> [What you have to do]
Wherever "helper" appears in a line, copy that line.

— Start —

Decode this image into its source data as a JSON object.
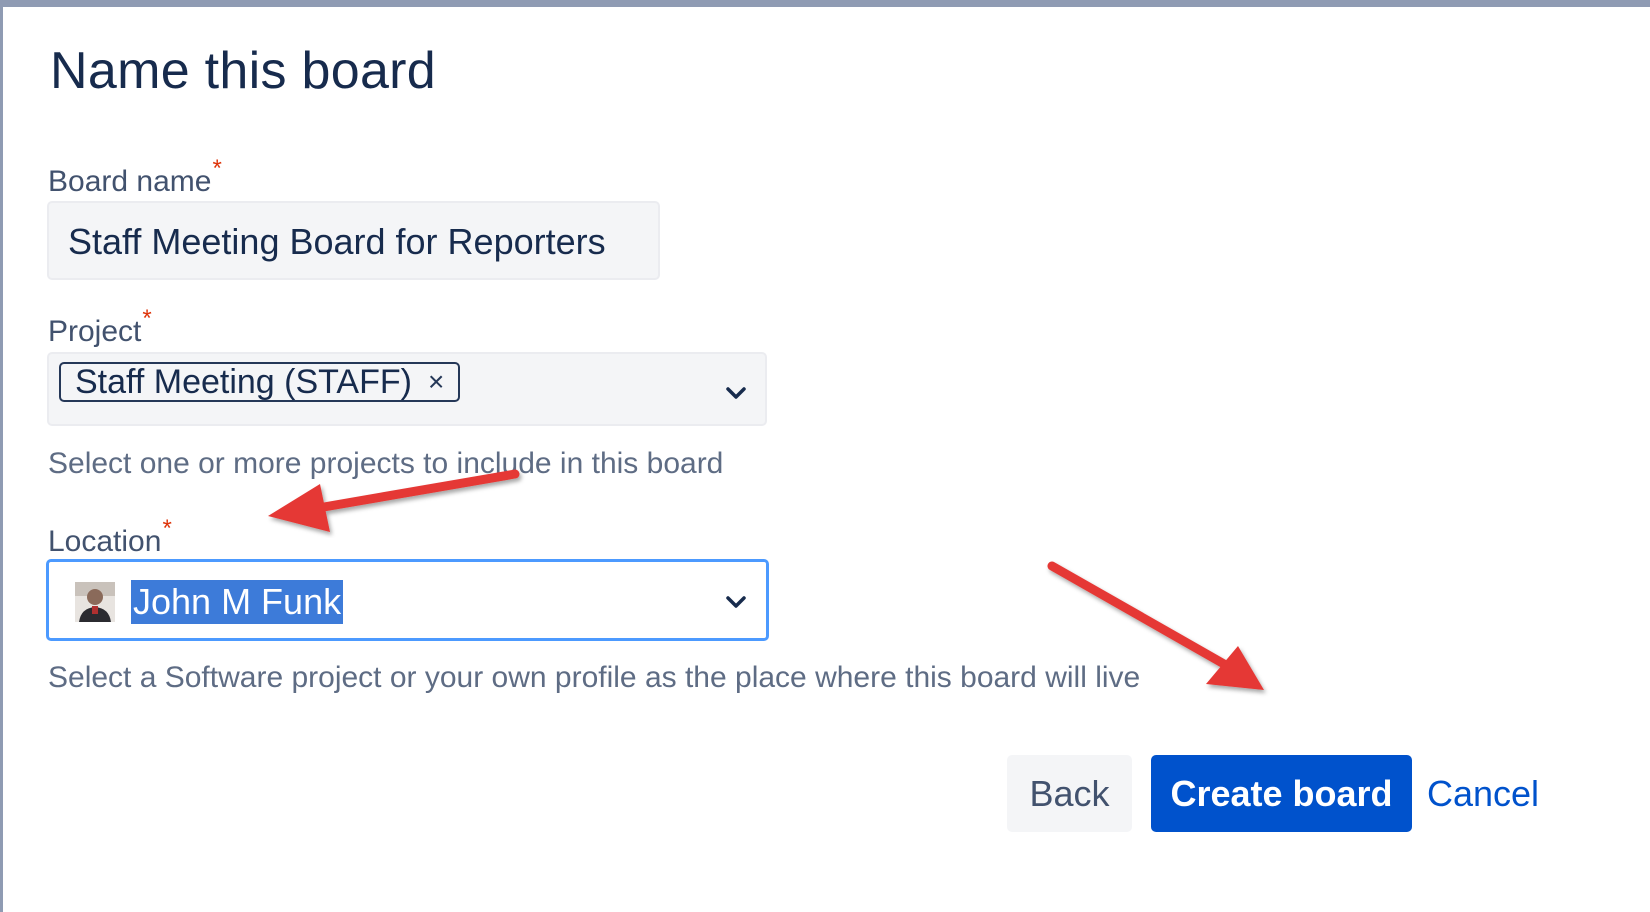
{
  "dialog": {
    "title": "Name this board"
  },
  "board_name": {
    "label": "Board name",
    "required_mark": "*",
    "value": "Staff Meeting Board for Reporters"
  },
  "project": {
    "label": "Project",
    "required_mark": "*",
    "selected_chip": "Staff Meeting (STAFF)",
    "chip_remove": "×",
    "helper": "Select one or more projects to include in this board",
    "icon": "chevron-down-icon"
  },
  "location": {
    "label": "Location",
    "required_mark": "*",
    "value": "John M Funk",
    "helper": "Select a Software project or your own profile as the place where this board will live",
    "icon": "chevron-down-icon",
    "avatar_icon": "user-avatar-icon"
  },
  "actions": {
    "back": "Back",
    "create": "Create board",
    "cancel": "Cancel"
  },
  "colors": {
    "primary": "#0052cc",
    "focus_border": "#4c9aff",
    "required": "#de350b",
    "annotation_arrow": "#e53935"
  }
}
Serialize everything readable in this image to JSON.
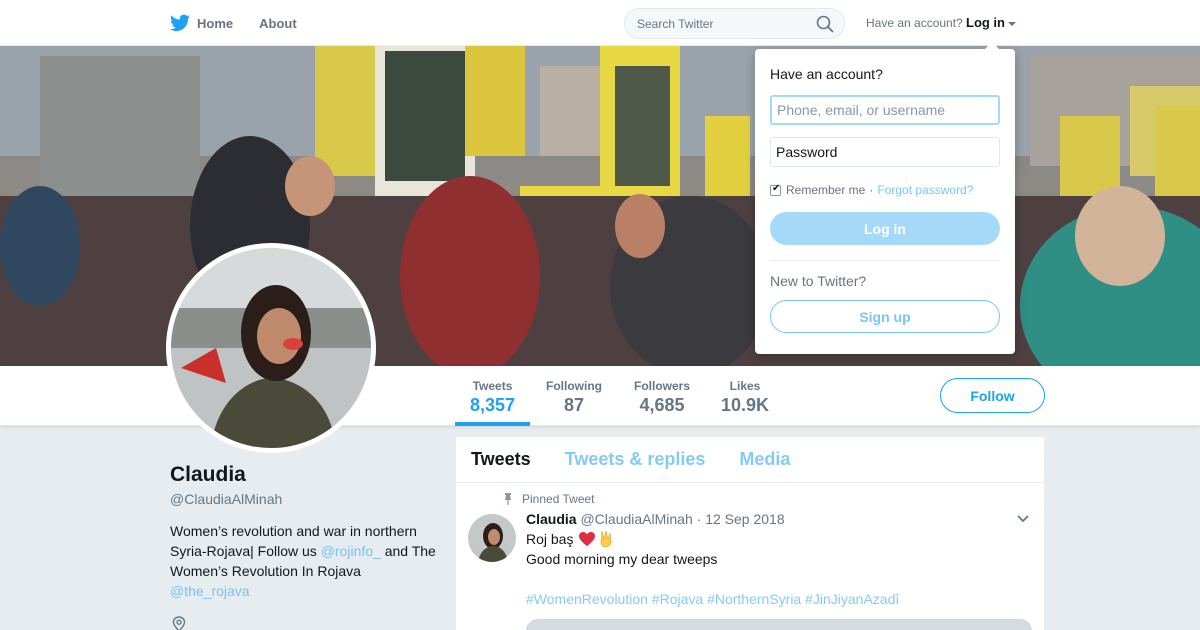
{
  "nav": {
    "home_label": "Home",
    "about_label": "About",
    "search_placeholder": "Search Twitter",
    "have_account": "Have an account?",
    "login_label": "Log in",
    "icons": {
      "brand": "twitter-bird-icon",
      "search": "search-icon",
      "caret": "caret-down-icon"
    }
  },
  "profile": {
    "name": "Claudia",
    "handle": "@ClaudiaAlMinah",
    "bio_text1": "Women’s revolution and war in northern Syria-Rojava| Follow us",
    "bio_link1": "@rojinfo_",
    "bio_text2": "and The Women’s Revolution In Rojava",
    "bio_link2": "@the_rojava",
    "location_icon": "location-pin-icon"
  },
  "stats": [
    {
      "label": "Tweets",
      "value": "8,357"
    },
    {
      "label": "Following",
      "value": "87"
    },
    {
      "label": "Followers",
      "value": "4,685"
    },
    {
      "label": "Likes",
      "value": "10.9K"
    }
  ],
  "follow_label": "Follow",
  "timeline": {
    "tabs": [
      "Tweets",
      "Tweets & replies",
      "Media"
    ],
    "pinned_label": "Pinned Tweet",
    "tweet": {
      "author": "Claudia",
      "handle": "@ClaudiaAlMinah",
      "date": "· 12 Sep 2018",
      "line1": "Roj baş",
      "line2": "Good morning my dear tweeps",
      "tags": "#WomenRevolution #Rojava #NorthernSyria #JinJiyanAzadî"
    }
  },
  "login_dropdown": {
    "title": "Have an account?",
    "username_placeholder": "Phone, email, or username",
    "password_placeholder": "Password",
    "remember": "Remember me",
    "separator": "·",
    "forgot": "Forgot password?",
    "login_button": "Log in",
    "new_to": "New to Twitter?",
    "signup_button": "Sign up"
  },
  "colors": {
    "accent": "#1da1f2",
    "background": "#e6ecf0",
    "text": "#14171a",
    "muted": "#657786"
  }
}
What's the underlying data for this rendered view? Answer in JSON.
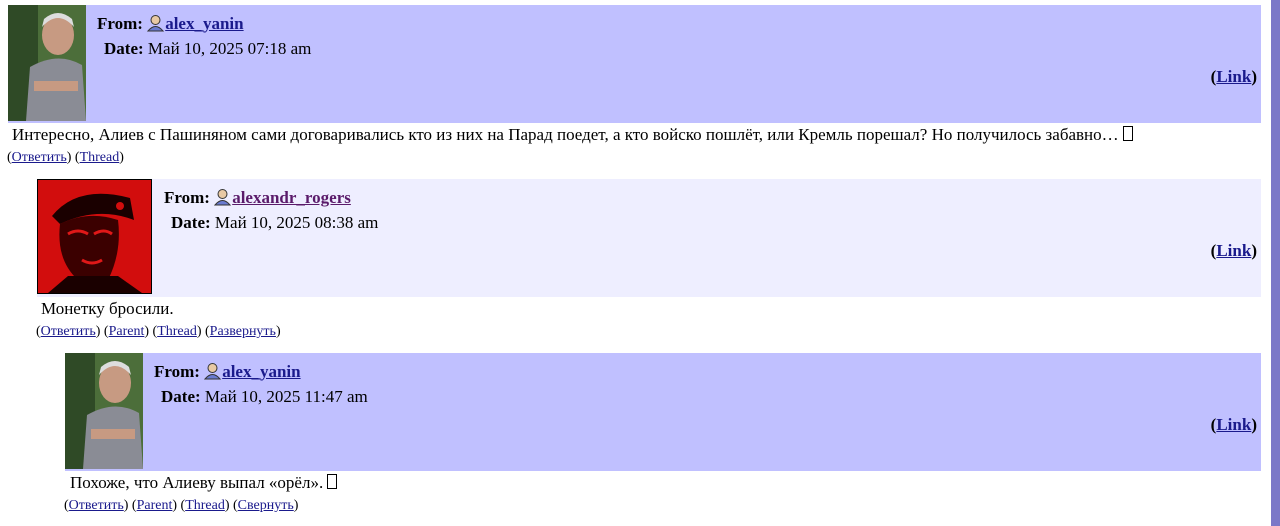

— End —

> [Completed task]
    "helper": "Select one or more projects to include in this board",
    "helper": "Select a Software project or your own profile as the place where this board will live",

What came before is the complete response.